- _Short task_
In your copy, include every line of the listing below exactly but none of the pictures.

- _Raw data_
+ + + +

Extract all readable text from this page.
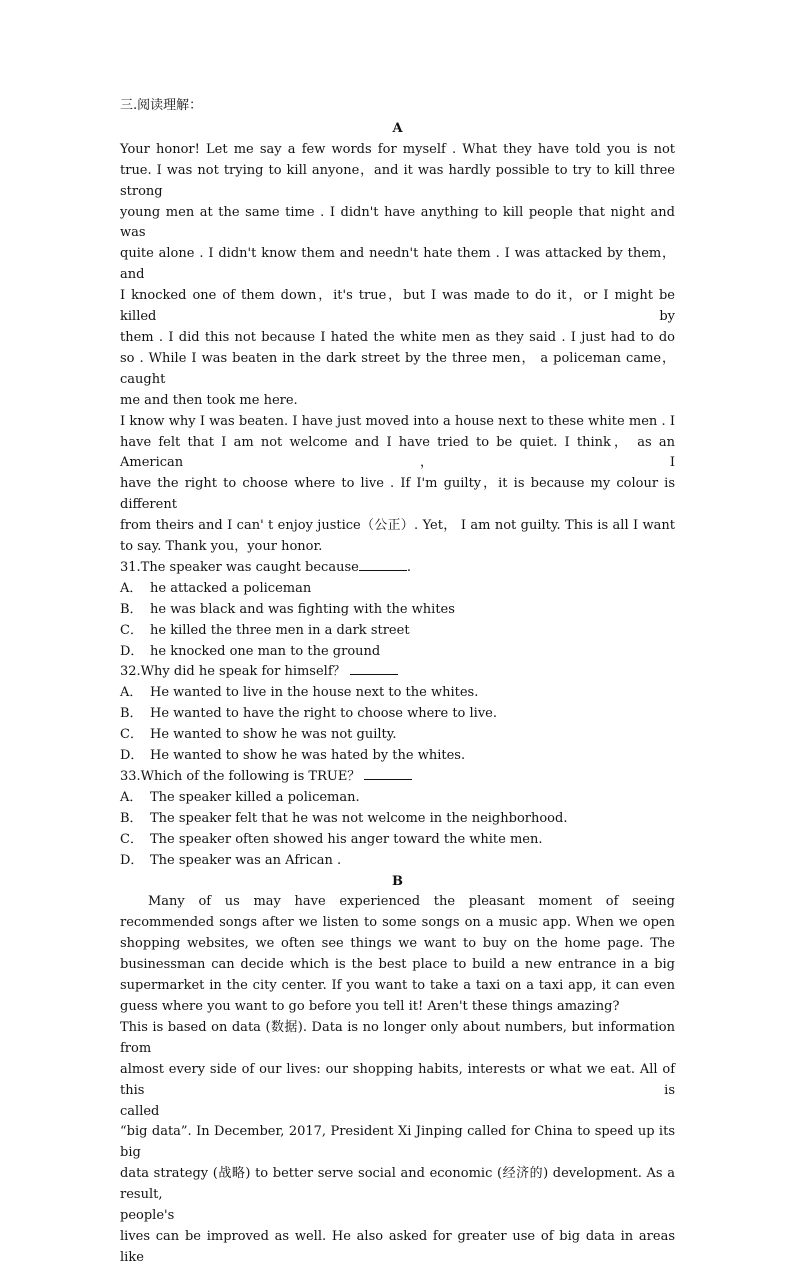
三.阅读理解：

A

Your honor! Let me say a few words for myself . What they have told you is not

true. I was not trying to kill anyone，and it was hardly possible to try to kill three strong

young men at the same time . I didn't have anything to kill people that night and was

quite alone . I didn't know them and needn't hate them . I was attacked by them，and

I knocked one of them down，it's true，but I was made to do it，or I might be killed by

them . I did this not because I hated the white men as they said . I just had to do

so . While I was beaten in the dark street by the three men， a policeman came， caught

me and then took me here.

I know why I was beaten. I have just moved into a house next to these white men . I

have felt that I am not welcome and I have tried to be quiet. I think， as an American，I

have the right to choose where to live . If I'm guilty，it is because my colour is different

from theirs and I can' t enjoy justice（公正）. Yet， I am not guilty. This is all I want

to say. Thank you，your honor.

31.The speaker was caught because	.

A． he attacked a policeman

B． he was black and was fighting with the whites

C． he killed the three men in a dark street

D． he knocked one man to the ground

32.Why did he speak for himself？

A． He wanted to live in the house next to the whites.

B． He wanted to have the right to choose where to live.

C． He wanted to show he was not guilty.

D． He wanted to show he was hated by the whites.

33.Which of the following is TRUE？

A． The speaker killed a policeman.

B． The speaker felt that he was not welcome in the neighborhood.

C． The speaker often showed his anger toward the white men.

D． The speaker was an African .

B

Many of us may have experienced the pleasant moment of seeing recommended songs after we listen to some songs on a music app. When we open shopping websites, we often see things we want to buy on the home page. The businessman can decide which is the best place to build a new entrance in a big supermarket in the city center. If you want to take a taxi on a taxi app, it can even guess where you want to go before you tell it! Aren't these things amazing?

This is based on data (数据). Data is no longer only about numbers, but information from

almost every side of our lives: our shopping habits, interests or what we eat. All of this is

called

“big data”. In December, 2017, President Xi Jinping called for China to speed up its big

data strategy (战略) to better serve social and economic (经济的) development. As a result,

people's

lives can be improved as well. He also asked for greater use of big data in areas like
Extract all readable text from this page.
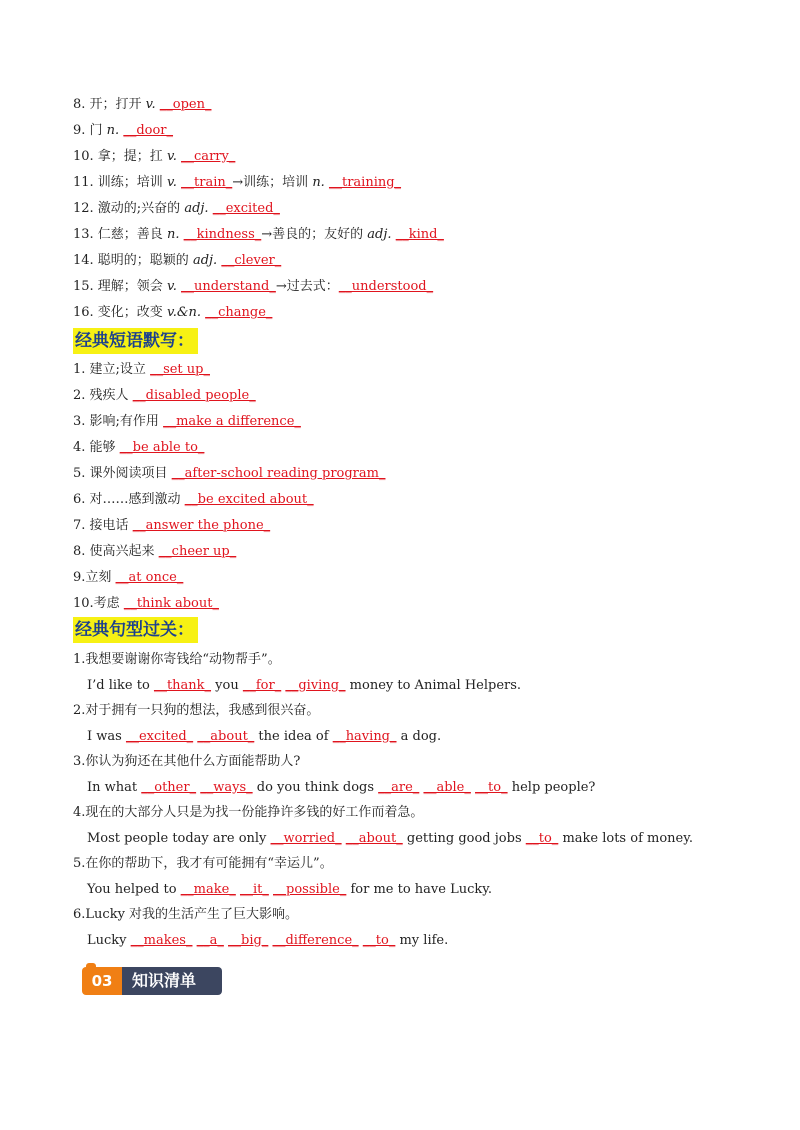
8. 开；打开 v. __open_
9. 门 n. __door_
10. 拿；提；扛 v. __carry_
11. 训练；培训 v. __train_→训练；培训 n. __training_
12. 激动的;兴奋的 adj. __excited_
13. 仁慈；善良 n. __kindness_→善良的；友好的 adj. __kind_
14. 聪明的；聪颖的 adj. __clever_
15. 理解；领会 v. __understand_→过去式：__understood_
16. 变化；改变 v.&n. __change_
经典短语默写：
1. 建立;设立 __set up_
2. 残疾人 __disabled people_
3. 影响;有作用 __make a difference_
4. 能够 __be able to_
5. 课外阅读项目 __after-school reading program_
6. 对……感到激动 __be excited about_
7. 接电话 __answer the phone_
8. 使高兴起来 __cheer up_
9.立刻 __at once_
10.考虑 __think about_
经典句型过关：
1.我想要谢谢你寄钱给“动物帮手”。
I’d like to __thank_ you __for_ __giving_ money to Animal Helpers.
2.对于拥有一只狗的想法，我感到很兴奋。
I was __excited_ __about_ the idea of __having_ a dog.
3.你认为狗还在其他什么方面能帮助人?
In what __other_ __ways_ do you think dogs __are_ __able_ __to_ help people?
4.现在的大部分人只是为找一份能挣许多钱的好工作而着急。
Most people today are only __worried_ __about_ getting good jobs __to_ make lots of money.
5.在你的帮助下，我才有可能拥有“幸运儿”。
You helped to __make_ __it_ __possible_ for me to have Lucky.
6.Lucky 对我的生活产生了巨大影响。
Lucky __makes_ __a_ __big_ __difference_ __to_ my life.
03	知识清单
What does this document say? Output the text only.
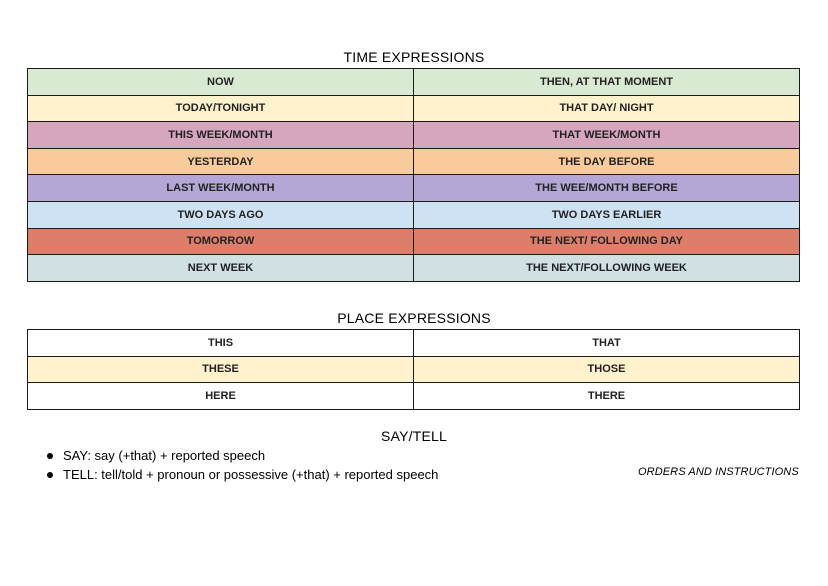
TIME EXPRESSIONS
NOW	THEN, AT THAT MOMENT
TODAY/TONIGHT	THAT DAY/ NIGHT
THIS WEEK/MONTH	THAT WEEK/MONTH
YESTERDAY	THE DAY BEFORE
LAST WEEK/MONTH	THE WEE/MONTH BEFORE
TWO DAYS AGO	TWO DAYS EARLIER
TOMORROW	THE NEXT/ FOLLOWING DAY
NEXT WEEK	THE NEXT/FOLLOWING WEEK
PLACE EXPRESSIONS
THIS	THAT
THESE	THOSE
HERE	THERE
SAY/TELL
SAY: say (+that) + reported speech
TELL: tell/told + pronoun or possessive (+that) + reported speech	ORDERS AND INSTRUCTIONS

+ + + +

- _Solved exercise_
Extract all readable text from this page.
三.阅读理解：

A

Your honor! Let me say a few words for myself . What they have told you is not

true. I was not trying to kill anyone，and it was hardly possible to try to kill three strong

young men at the same time . I didn't have anything to kill people that night and was

quite alone . I didn't know them and needn't hate them . I was attacked by them，and

I knocked one of them down，it's true，but I was made to do it，or I might be killed by

them . I did this not because I hated the white men as they said . I just had to do

so . While I was beaten in the dark street by the three men， a policeman came， caught

me and then took me here.

I know why I was beaten. I have just moved into a house next to these white men . I

have felt that I am not welcome and I have tried to be quiet. I think， as an American，I

have the right to choose where to live . If I'm guilty，it is because my colour is different

from theirs and I can' t enjoy justice（公正）. Yet， I am not guilty. This is all I want

to say. Thank you，your honor.

31.The speaker was caught because	.

A． he attacked a policeman

B． he was black and was fighting with the whites

C． he killed the three men in a dark street

D． he knocked one man to the ground

32.Why did he speak for himself？

A． He wanted to live in the house next to the whites.

B． He wanted to have the right to choose where to live.

C． He wanted to show he was not guilty.

D． He wanted to show he was hated by the whites.

33.Which of the following is TRUE？

A． The speaker killed a policeman.

B． The speaker felt that he was not welcome in the neighborhood.

C． The speaker often showed his anger toward the white men.

D． The speaker was an African .

B

Many of us may have experienced the pleasant moment of seeing recommended songs after we listen to some songs on a music app. When we open shopping websites, we often see things we want to buy on the home page. The businessman can decide which is the best place to build a new entrance in a big supermarket in the city center. If you want to take a taxi on a taxi app, it can even guess where you want to go before you tell it! Aren't these things amazing?

This is based on data (数据). Data is no longer only about numbers, but information from

almost every side of our lives: our shopping habits, interests or what we eat. All of this is

called

“big data”. In December, 2017, President Xi Jinping called for China to speed up its big

data strategy (战略) to better serve social and economic (经济的) development. As a result,

people's

lives can be improved as well. He also asked for greater use of big data in areas like
Extract all readable text from this page.
8. 开；打开 v. __open_
9. 门 n. __door_
10. 拿；提；扛 v. __carry_
11. 训练；培训 v. __train_→训练；培训 n. __training_
12. 激动的;兴奋的 adj. __excited_
13. 仁慈；善良 n. __kindness_→善良的；友好的 adj. __kind_
14. 聪明的；聪颖的 adj. __clever_
15. 理解；领会 v. __understand_→过去式：__understood_
16. 变化；改变 v.&n. __change_
经典短语默写：
1. 建立;设立 __set up_
2. 残疾人 __disabled people_
3. 影响;有作用 __make a difference_
4. 能够 __be able to_
5. 课外阅读项目 __after-school reading program_
6. 对……感到激动 __be excited about_
7. 接电话 __answer the phone_
8. 使高兴起来 __cheer up_
9.立刻 __at once_
10.考虑 __think about_
经典句型过关：
1.我想要谢谢你寄钱给“动物帮手”。
I’d like to __thank_ you __for_ __giving_ money to Animal Helpers.
2.对于拥有一只狗的想法，我感到很兴奋。
I was __excited_ __about_ the idea of __having_ a dog.
3.你认为狗还在其他什么方面能帮助人?
In what __other_ __ways_ do you think dogs __are_ __able_ __to_ help people?
4.现在的大部分人只是为找一份能挣许多钱的好工作而着急。
Most people today are only __worried_ __about_ getting good jobs __to_ make lots of money.
5.在你的帮助下，我才有可能拥有“幸运儿”。
You helped to __make_ __it_ __possible_ for me to have Lucky.
6.Lucky 对我的生活产生了巨大影响。
Lucky __makes_ __a_ __big_ __difference_ __to_ my life.
03	知识清单
What does this document say? Output the text only.
TIME EXPRESSIONS
NOW	THEN, AT THAT MOMENT
TODAY/TONIGHT	THAT DAY/ NIGHT
THIS WEEK/MONTH	THAT WEEK/MONTH
YESTERDAY	THE DAY BEFORE
LAST WEEK/MONTH	THE WEE/MONTH BEFORE
TWO DAYS AGO	TWO DAYS EARLIER
TOMORROW	THE NEXT/ FOLLOWING DAY
NEXT WEEK	THE NEXT/FOLLOWING WEEK
PLACE EXPRESSIONS
THIS	THAT
THESE	THOSE
HERE	THERE
SAY/TELL
SAY: say (+that) + reported speech
TELL: tell/told + pronoun or possessive (+that) + reported speech	ORDERS AND INSTRUCTIONS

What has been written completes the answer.